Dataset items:
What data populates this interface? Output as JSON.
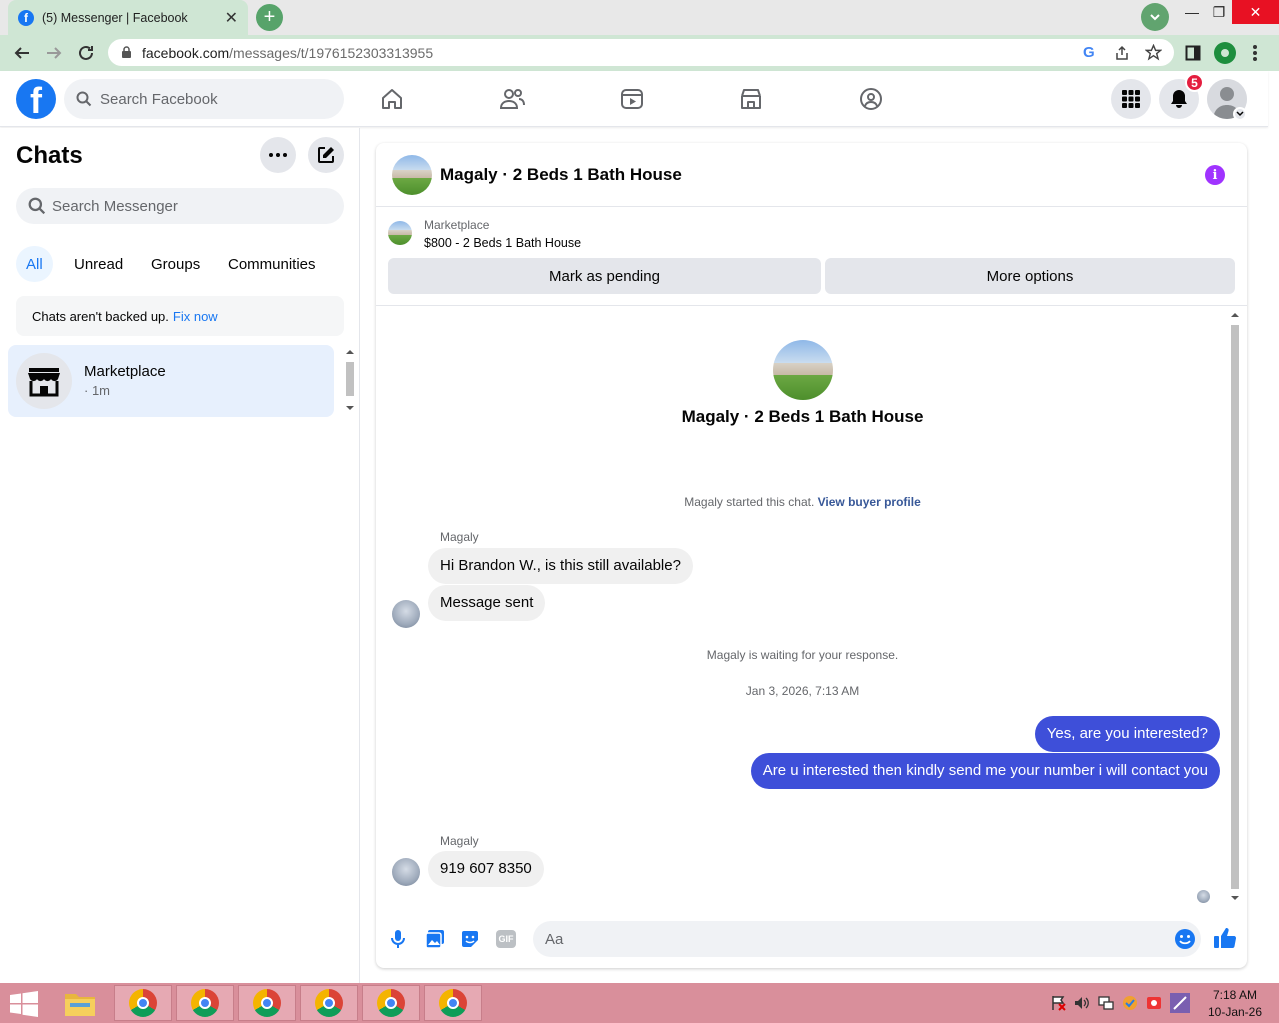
{
  "browser": {
    "tab_title": "(5) Messenger | Facebook",
    "url_domain": "facebook.com",
    "url_path": "/messages/t/1976152303313955"
  },
  "fb_header": {
    "search_placeholder": "Search Facebook",
    "notification_count": "5"
  },
  "sidebar": {
    "title": "Chats",
    "search_placeholder": "Search Messenger",
    "filters": [
      "All",
      "Unread",
      "Groups",
      "Communities"
    ],
    "backup_text": "Chats aren't backed up.",
    "backup_link": "Fix now",
    "chats": [
      {
        "name": "Marketplace",
        "time": "· 1m"
      }
    ]
  },
  "chat": {
    "header_name": "Magaly · 2 Beds 1 Bath House",
    "marketplace_label": "Marketplace",
    "listing": "$800 - 2 Beds 1 Bath House",
    "mark_pending_label": "Mark as pending",
    "more_options_label": "More options",
    "intro_name": "Magaly · 2 Beds 1 Bath House",
    "started_text": "Magaly started this chat.",
    "buyer_profile_link": "View buyer profile",
    "sender_1": "Magaly",
    "msg_1": "Hi Brandon W., is this still available?",
    "msg_2": "Message sent",
    "waiting_text": "Magaly is waiting for your response.",
    "timestamp": "Jan 3, 2026, 7:13 AM",
    "out_1": "Yes, are you interested?",
    "out_2": "Are u interested then kindly send me your number i will contact you",
    "sender_2": "Magaly",
    "msg_3": "919 607 8350",
    "composer_placeholder": "Aa"
  },
  "taskbar": {
    "time": "7:18 AM",
    "date": "10-Jan-26"
  },
  "colors": {
    "brand": "#1877f2",
    "outgoing_bubble": "#3e4fd9",
    "info_icon": "#a033ff",
    "badge": "#e41e3f"
  }
}
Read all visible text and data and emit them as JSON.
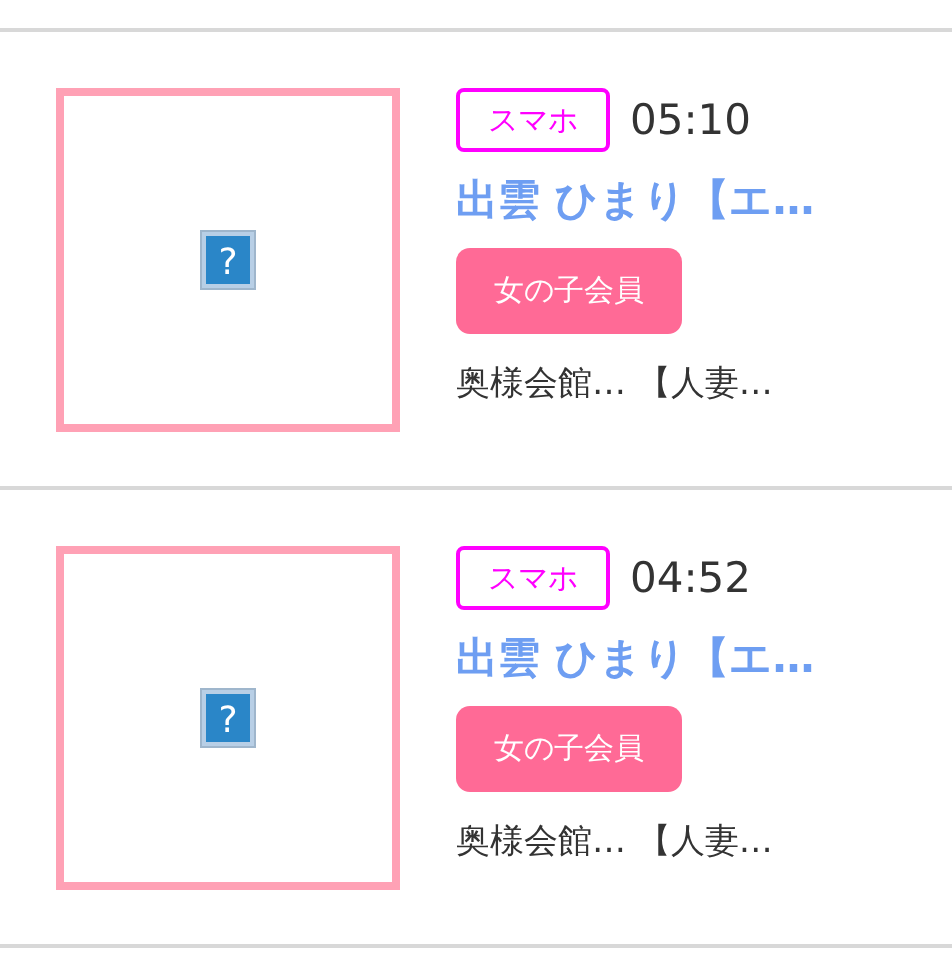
{
  "entries": [
    {
      "device": "スマホ",
      "time": "05:10",
      "name": "出雲 ひまり【エ…",
      "tag": "女の子会員",
      "shop": "奥様会館… 【人妻…",
      "image_icon": "?"
    },
    {
      "device": "スマホ",
      "time": "04:52",
      "name": "出雲 ひまり【エ…",
      "tag": "女の子会員",
      "shop": "奥様会館… 【人妻…",
      "image_icon": "?"
    }
  ]
}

» **GIVEN PROBLEM**:
Pictures in the records above are not copied; print everything else exactly.

» **FULL RESPONSE**:
What data populates this interface? Output as JSON.
{
  "browser": {
    "tab_title": "(5) Messenger | Facebook",
    "url_domain": "facebook.com",
    "url_path": "/messages/t/1976152303313955"
  },
  "fb_header": {
    "search_placeholder": "Search Facebook",
    "notification_count": "5"
  },
  "sidebar": {
    "title": "Chats",
    "search_placeholder": "Search Messenger",
    "filters": [
      "All",
      "Unread",
      "Groups",
      "Communities"
    ],
    "backup_text": "Chats aren't backed up.",
    "backup_link": "Fix now",
    "chats": [
      {
        "name": "Marketplace",
        "time": "· 1m"
      }
    ]
  },
  "chat": {
    "header_name": "Magaly · 2 Beds 1 Bath House",
    "marketplace_label": "Marketplace",
    "listing": "$800 - 2 Beds 1 Bath House",
    "mark_pending_label": "Mark as pending",
    "more_options_label": "More options",
    "intro_name": "Magaly · 2 Beds 1 Bath House",
    "started_text": "Magaly started this chat.",
    "buyer_profile_link": "View buyer profile",
    "sender_1": "Magaly",
    "msg_1": "Hi Brandon W., is this still available?",
    "msg_2": "Message sent",
    "waiting_text": "Magaly is waiting for your response.",
    "timestamp": "Jan 3, 2026, 7:13 AM",
    "out_1": "Yes, are you interested?",
    "out_2": "Are u interested then kindly send me your number i will contact you",
    "sender_2": "Magaly",
    "msg_3": "919 607 8350",
    "composer_placeholder": "Aa"
  },
  "taskbar": {
    "time": "7:18 AM",
    "date": "10-Jan-26"
  },
  "colors": {
    "brand": "#1877f2",
    "outgoing_bubble": "#3e4fd9",
    "info_icon": "#a033ff",
    "badge": "#e41e3f"
  }
}
Read all visible text and data and emit them as JSON.
{
  "entries": [
    {
      "device": "スマホ",
      "time": "05:10",
      "name": "出雲 ひまり【エ…",
      "tag": "女の子会員",
      "shop": "奥様会館… 【人妻…",
      "image_icon": "?"
    },
    {
      "device": "スマホ",
      "time": "04:52",
      "name": "出雲 ひまり【エ…",
      "tag": "女の子会員",
      "shop": "奥様会館… 【人妻…",
      "image_icon": "?"
    }
  ]
}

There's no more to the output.